==== Document segment
Dry nutrients are salt based. In chemical terms a salt is an assembly of ions with a net neutral charge. All ions have a charge by virtue of their electrons and protons not being in perfect equilibrium. Negative ions are called anions and have one or more extra electrons, whereas positive ions are called cations and have lost one or more electrons. So, then, salts are a grouping of cations and anions held together by their complementary charges which balance each other out resulting in a neutral charge.
But hold on a moment. While these salts don’t possess a charge over all their component parts are still charged. Depending on the geometry of the various ions the salt is said to be either polar or nonpolar. Polarity simply means that the molecule has a positive side and a negative side (technically polarity also requires asymmetry so that the positive and negative areas don’t cancel out one another).
Water is a perfect example of a polar molecule. In fact, the polarity of water is what makes it such a good solvent. When salt is added to water it dissolves because the water molecules arrange themselves around the different ions and isolate them.
Let’s take NaCl, common table salt, as an example. Na (sodium) is a positively charged ion (a cation) and Cl (chlorine) is negatively charged (an anion). When added to water the Na+ ion is surrounded by the negative pole (O-) and the Cl- ion is surrounded by the positive pole (H2+) thus effectively breaking the ionic bond that holds NaCl together when not in solution.
So what does all this have to do with nutrient uptake?
========
==== Extracted information
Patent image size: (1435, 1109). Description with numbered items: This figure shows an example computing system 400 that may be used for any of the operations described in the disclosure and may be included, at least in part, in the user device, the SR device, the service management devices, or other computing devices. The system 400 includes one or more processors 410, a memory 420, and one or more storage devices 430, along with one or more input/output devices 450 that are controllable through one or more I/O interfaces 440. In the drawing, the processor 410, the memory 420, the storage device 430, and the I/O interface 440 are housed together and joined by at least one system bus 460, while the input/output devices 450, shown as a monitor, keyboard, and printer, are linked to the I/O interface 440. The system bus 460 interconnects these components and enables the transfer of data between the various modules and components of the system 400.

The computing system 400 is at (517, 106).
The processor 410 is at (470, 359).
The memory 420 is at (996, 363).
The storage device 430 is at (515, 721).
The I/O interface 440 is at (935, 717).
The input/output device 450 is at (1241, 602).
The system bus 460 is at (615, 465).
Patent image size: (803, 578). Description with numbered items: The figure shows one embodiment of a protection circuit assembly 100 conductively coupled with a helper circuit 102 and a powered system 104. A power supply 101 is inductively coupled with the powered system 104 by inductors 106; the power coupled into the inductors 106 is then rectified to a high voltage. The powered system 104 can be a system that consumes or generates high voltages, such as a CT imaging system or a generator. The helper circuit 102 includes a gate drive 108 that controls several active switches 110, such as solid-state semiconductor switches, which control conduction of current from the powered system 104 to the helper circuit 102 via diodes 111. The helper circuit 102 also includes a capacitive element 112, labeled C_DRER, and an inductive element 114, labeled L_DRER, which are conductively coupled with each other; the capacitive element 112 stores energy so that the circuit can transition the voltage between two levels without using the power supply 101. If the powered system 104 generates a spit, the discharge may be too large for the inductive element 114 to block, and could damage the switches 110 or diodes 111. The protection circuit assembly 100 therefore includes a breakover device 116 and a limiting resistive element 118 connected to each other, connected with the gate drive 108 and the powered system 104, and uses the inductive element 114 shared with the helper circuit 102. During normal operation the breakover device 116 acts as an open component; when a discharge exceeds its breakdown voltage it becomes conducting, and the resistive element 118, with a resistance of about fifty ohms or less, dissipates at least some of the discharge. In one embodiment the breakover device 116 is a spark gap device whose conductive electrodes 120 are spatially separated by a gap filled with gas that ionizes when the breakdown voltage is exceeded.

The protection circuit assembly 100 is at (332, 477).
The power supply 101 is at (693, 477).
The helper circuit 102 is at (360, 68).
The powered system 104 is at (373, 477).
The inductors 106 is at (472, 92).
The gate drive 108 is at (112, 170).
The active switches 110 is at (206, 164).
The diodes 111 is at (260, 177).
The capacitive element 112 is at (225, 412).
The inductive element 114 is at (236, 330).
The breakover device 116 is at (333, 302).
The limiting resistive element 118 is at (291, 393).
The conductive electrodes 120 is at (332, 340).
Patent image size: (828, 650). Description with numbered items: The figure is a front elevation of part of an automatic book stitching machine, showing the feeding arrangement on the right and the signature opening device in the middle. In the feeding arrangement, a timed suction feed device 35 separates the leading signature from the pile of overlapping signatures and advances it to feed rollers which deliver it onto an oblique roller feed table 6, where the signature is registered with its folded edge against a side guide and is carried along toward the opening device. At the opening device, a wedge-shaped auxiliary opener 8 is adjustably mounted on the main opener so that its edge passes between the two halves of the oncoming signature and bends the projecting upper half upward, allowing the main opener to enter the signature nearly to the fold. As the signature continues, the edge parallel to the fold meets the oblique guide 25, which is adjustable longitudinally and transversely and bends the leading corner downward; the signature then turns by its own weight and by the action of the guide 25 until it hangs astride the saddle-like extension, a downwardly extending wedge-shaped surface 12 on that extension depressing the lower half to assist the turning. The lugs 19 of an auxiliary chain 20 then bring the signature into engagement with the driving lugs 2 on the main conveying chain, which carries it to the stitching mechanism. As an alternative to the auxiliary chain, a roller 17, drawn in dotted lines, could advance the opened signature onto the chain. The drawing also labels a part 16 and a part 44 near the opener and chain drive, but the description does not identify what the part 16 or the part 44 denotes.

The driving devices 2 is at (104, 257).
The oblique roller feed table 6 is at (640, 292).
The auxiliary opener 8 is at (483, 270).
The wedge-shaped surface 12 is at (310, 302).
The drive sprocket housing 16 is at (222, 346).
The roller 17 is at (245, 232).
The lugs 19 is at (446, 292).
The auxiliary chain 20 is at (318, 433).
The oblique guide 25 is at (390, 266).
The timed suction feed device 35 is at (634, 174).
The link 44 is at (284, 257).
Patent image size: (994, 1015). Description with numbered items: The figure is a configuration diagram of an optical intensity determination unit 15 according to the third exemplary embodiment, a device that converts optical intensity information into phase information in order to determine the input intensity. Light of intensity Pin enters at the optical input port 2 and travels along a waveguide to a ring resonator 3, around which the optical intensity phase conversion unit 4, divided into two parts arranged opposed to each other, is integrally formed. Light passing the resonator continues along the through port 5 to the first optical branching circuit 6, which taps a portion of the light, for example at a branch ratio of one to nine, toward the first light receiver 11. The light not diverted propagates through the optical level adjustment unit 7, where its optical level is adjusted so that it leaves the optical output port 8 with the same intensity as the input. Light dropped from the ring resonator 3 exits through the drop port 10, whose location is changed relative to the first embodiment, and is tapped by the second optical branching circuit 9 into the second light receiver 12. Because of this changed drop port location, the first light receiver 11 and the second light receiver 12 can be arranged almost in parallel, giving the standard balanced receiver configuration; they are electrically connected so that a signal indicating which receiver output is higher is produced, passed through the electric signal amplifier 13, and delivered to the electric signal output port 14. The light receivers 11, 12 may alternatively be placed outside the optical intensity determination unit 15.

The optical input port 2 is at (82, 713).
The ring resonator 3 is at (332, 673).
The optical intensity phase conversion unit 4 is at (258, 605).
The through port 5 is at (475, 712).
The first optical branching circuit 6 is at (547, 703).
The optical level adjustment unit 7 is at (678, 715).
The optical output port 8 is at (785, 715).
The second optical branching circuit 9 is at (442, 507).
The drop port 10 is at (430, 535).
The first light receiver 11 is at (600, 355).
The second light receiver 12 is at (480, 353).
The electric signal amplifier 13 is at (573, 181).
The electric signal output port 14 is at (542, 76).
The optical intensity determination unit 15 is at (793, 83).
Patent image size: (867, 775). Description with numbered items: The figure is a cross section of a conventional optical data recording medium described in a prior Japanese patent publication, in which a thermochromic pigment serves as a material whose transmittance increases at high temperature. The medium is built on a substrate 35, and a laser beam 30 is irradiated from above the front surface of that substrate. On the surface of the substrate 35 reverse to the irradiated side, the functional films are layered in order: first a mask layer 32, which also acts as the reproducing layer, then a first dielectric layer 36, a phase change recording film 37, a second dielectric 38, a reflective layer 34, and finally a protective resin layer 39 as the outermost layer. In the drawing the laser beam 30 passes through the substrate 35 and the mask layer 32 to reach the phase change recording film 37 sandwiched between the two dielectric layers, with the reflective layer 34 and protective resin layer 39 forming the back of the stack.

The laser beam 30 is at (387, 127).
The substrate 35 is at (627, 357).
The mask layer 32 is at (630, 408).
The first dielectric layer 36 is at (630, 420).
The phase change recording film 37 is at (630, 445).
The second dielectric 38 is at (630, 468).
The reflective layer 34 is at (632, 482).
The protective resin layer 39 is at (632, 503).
========
■ **Exercises to complete**
**a.** List every term that the passage on dry nutrient salts defines, and give the definition it states for each.
**b.** Carry on the passage on dry nutrient salts from its final sentence.

■ **Responses to the tasks**
**a.**
- Salt: an assembly of ions with a net neutral charge, a grouping of cations and anions held together by complementary charges that balance each other out.
- Anions: negative ions, which have one or more extra electrons.
- Cations: positive ions, which have lost one or more electrons.
- Polarity: the molecule has a positive side and a negative side, with asymmetry so that the positive and negative areas don't cancel out one another.

**b.**
Solutes will naturally move from areas of high concentration to areas of low concentration through a process called diffusion. When diffusion occurs through a semipermeable membrane (like a cell wall) it’s called osmosis. This method of nutrient uptake doesn’t take energy on the part of the plant because it moves nutrients down the concentration gradient; this is known as passive transport.
Cell walls are pretty complex structures; there are several different means of passive transport that move solutes with the concentration gradient. But what about when the roots need to uptake nutrients against this gradient?
Since this will involve moving solutes through the membrane in the opposite direction it’s going to require energy expenditure from the plant (and thus is termed active transport). This is where all that talk of ions, above, comes into play. We already know that solutions will naturally diffuse and equalize their concentrations where possible, but the other part of this picture is the electrical potential gradient.
Electric potential gradient is simply the net difference in charge across the cell membrane (ie. inside vs outside the cell). It functions similarly to the concentration gradient with positive and negative charges striving to equalize themselves. Ions will move through the membrane into the cell based on differences in concentration of solutes. As these ions diffuse they change the electrical gradient because they each carry a charge. This combined gradient (the electric as well as the concentration) is known as the electrochemical gradient.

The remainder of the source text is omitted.